● **EXCERPTED DATA**
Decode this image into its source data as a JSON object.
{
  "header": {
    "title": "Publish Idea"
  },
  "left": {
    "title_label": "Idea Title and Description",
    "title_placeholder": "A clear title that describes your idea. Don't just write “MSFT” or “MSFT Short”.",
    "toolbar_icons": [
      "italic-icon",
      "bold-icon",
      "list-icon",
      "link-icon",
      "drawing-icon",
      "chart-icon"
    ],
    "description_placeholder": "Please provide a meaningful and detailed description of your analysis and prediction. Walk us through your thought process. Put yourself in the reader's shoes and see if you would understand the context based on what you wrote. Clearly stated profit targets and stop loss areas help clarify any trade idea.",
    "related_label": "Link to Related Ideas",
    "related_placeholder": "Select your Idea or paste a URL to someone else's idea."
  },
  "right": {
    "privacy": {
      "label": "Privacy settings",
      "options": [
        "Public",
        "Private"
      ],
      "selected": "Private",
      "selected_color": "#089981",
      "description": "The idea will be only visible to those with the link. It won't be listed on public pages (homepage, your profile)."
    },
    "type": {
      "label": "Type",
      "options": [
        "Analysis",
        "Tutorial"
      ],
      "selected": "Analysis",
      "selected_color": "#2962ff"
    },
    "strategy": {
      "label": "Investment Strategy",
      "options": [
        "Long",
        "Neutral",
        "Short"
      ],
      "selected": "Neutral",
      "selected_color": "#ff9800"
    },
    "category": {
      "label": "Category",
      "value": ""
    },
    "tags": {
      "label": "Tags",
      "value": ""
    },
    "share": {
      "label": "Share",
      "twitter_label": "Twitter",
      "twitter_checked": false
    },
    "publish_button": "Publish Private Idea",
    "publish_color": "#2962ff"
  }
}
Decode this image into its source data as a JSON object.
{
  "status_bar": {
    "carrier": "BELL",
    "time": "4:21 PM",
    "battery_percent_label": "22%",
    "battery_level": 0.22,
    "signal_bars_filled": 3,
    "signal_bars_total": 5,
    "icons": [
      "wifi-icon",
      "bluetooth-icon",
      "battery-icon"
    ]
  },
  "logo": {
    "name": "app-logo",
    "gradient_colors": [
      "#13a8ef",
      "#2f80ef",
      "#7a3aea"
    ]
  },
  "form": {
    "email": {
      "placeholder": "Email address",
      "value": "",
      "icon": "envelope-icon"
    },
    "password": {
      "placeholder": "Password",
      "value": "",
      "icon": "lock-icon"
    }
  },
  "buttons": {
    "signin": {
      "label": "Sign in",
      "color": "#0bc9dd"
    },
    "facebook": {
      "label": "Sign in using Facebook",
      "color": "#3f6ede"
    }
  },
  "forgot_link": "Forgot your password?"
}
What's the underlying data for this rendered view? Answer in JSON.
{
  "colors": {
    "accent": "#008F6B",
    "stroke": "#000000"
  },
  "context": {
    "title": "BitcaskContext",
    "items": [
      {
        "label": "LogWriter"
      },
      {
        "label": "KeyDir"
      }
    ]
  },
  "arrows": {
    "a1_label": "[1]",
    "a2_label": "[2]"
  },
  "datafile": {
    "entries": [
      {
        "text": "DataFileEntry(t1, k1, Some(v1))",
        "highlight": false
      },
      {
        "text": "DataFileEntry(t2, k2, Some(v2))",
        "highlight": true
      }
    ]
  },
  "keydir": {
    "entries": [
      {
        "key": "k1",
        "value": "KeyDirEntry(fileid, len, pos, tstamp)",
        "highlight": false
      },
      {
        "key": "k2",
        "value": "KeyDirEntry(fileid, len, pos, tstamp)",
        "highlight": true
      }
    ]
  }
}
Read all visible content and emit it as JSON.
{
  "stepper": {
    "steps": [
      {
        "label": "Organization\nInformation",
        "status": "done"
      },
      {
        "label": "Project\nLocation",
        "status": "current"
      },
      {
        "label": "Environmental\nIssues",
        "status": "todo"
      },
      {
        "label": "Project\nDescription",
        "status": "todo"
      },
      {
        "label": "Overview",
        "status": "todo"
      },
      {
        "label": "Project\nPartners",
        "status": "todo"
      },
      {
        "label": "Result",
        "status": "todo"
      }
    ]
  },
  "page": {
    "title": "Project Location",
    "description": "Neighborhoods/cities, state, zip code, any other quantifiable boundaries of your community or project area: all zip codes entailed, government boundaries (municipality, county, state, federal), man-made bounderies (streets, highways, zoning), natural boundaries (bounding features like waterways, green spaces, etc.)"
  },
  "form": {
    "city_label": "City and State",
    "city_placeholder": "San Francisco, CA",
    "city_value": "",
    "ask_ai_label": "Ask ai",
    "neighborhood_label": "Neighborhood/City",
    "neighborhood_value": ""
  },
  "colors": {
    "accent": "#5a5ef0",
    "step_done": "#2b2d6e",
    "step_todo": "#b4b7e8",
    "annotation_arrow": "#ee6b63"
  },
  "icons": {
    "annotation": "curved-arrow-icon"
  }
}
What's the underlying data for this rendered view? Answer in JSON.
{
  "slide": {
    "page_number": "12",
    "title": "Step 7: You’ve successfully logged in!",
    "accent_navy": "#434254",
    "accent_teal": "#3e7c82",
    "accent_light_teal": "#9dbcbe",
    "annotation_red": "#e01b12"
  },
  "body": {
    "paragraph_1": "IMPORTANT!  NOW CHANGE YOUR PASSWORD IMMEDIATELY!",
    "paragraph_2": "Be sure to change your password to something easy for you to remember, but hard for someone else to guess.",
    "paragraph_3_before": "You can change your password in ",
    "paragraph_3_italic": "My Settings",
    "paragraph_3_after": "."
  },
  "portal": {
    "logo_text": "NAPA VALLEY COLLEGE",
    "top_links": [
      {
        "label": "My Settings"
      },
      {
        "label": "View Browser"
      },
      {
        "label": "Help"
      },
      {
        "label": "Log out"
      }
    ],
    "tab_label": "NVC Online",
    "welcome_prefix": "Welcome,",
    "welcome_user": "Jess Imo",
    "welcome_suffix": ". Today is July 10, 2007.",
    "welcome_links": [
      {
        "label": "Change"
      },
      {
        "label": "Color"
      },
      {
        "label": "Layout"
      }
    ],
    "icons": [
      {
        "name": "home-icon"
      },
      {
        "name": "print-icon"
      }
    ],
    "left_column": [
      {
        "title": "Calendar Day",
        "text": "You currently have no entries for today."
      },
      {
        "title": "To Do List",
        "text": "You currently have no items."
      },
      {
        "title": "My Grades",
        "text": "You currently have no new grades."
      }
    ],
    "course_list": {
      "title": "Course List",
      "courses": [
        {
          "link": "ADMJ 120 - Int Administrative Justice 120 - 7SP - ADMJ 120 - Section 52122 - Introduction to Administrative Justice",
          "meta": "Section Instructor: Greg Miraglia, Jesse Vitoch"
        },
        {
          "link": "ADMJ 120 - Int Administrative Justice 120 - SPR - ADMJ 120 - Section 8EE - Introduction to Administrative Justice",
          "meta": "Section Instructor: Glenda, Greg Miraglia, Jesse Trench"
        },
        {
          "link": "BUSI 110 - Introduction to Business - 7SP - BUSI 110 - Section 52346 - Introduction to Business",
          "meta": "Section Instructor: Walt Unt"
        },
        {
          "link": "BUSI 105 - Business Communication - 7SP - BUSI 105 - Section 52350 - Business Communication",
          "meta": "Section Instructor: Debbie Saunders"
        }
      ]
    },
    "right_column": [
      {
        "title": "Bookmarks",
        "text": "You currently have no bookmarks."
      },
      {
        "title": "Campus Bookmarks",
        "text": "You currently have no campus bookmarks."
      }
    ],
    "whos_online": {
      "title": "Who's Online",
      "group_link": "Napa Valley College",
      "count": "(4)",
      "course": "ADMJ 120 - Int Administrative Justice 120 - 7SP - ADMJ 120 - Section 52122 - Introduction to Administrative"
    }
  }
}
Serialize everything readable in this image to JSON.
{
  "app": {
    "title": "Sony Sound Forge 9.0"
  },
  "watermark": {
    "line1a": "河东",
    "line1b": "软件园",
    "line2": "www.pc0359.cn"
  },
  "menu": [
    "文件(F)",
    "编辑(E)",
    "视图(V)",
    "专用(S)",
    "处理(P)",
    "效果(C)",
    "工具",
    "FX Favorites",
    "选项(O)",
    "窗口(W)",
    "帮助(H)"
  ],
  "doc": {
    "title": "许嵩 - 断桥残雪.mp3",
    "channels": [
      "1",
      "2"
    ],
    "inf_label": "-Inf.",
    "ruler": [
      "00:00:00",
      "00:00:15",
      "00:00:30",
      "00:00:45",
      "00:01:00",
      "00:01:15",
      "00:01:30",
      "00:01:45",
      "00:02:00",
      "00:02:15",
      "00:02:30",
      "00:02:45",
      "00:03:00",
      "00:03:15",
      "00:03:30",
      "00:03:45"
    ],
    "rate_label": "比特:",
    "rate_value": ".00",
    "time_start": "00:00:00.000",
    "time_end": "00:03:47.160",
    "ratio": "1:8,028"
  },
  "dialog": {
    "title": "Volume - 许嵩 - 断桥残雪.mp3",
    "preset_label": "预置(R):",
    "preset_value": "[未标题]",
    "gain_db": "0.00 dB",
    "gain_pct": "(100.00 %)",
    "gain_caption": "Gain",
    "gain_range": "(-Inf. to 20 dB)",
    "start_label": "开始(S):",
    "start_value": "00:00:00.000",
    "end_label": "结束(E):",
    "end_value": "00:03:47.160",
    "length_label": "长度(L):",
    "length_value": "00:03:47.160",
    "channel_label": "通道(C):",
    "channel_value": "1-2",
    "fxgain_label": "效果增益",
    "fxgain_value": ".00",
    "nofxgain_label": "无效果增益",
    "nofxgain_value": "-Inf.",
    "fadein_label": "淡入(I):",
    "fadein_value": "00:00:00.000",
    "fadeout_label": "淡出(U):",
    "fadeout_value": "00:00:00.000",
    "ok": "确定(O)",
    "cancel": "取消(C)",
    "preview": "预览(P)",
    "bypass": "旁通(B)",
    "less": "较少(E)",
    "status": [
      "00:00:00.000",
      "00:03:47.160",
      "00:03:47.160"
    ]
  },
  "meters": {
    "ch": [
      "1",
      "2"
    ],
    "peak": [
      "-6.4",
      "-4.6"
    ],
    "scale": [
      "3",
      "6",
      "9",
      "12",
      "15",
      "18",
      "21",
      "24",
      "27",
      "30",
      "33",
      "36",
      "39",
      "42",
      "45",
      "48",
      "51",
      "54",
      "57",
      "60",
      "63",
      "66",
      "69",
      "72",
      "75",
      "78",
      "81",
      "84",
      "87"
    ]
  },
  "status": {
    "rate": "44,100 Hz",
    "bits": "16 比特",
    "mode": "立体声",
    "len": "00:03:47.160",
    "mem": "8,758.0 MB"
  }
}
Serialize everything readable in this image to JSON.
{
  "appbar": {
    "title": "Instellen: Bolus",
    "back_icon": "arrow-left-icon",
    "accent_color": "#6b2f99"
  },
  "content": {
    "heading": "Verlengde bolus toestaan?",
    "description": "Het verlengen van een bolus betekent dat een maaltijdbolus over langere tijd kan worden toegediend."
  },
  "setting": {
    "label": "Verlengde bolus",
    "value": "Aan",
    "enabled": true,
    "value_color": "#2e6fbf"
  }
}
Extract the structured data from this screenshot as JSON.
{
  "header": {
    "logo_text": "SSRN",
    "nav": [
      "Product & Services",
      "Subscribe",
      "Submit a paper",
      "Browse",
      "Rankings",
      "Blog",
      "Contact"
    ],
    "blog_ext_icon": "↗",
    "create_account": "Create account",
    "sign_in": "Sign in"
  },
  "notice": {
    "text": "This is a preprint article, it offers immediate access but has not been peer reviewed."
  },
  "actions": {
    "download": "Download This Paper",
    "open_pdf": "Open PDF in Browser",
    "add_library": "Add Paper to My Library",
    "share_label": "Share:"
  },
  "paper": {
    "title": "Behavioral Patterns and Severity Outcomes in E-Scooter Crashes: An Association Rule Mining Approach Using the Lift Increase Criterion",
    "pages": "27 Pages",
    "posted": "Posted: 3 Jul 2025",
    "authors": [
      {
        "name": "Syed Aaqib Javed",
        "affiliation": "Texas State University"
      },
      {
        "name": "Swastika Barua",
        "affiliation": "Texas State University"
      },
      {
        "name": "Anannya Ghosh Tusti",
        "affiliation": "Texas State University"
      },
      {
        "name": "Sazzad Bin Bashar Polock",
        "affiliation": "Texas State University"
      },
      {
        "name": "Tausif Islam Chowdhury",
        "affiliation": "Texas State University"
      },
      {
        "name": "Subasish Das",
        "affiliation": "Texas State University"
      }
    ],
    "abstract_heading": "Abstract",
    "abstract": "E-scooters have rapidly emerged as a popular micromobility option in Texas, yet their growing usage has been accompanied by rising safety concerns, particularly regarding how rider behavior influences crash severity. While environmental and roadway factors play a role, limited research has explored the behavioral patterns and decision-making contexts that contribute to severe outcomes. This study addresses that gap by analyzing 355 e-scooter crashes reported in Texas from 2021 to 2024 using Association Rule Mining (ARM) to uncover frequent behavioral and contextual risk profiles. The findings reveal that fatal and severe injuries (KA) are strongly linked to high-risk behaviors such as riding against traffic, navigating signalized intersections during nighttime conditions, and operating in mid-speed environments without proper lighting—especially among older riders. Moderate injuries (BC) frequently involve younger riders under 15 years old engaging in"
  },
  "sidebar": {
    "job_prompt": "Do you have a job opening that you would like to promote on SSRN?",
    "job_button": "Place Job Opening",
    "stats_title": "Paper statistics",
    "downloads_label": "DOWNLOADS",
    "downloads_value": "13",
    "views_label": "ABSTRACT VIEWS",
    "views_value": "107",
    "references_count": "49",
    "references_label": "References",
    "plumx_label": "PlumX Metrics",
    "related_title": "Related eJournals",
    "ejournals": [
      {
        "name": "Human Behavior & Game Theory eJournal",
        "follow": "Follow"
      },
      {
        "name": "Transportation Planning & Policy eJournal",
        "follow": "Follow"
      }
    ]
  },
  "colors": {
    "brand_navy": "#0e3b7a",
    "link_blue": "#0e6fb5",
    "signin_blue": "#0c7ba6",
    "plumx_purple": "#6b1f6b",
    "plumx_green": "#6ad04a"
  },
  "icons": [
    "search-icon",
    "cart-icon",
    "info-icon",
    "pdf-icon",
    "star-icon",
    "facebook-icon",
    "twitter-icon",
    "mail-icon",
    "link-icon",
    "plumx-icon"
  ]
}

● **WHAT YOU WILL DO**
Give only the number of lines in the data that hold the string "DataFileEntry".

● **OUTPUT**
2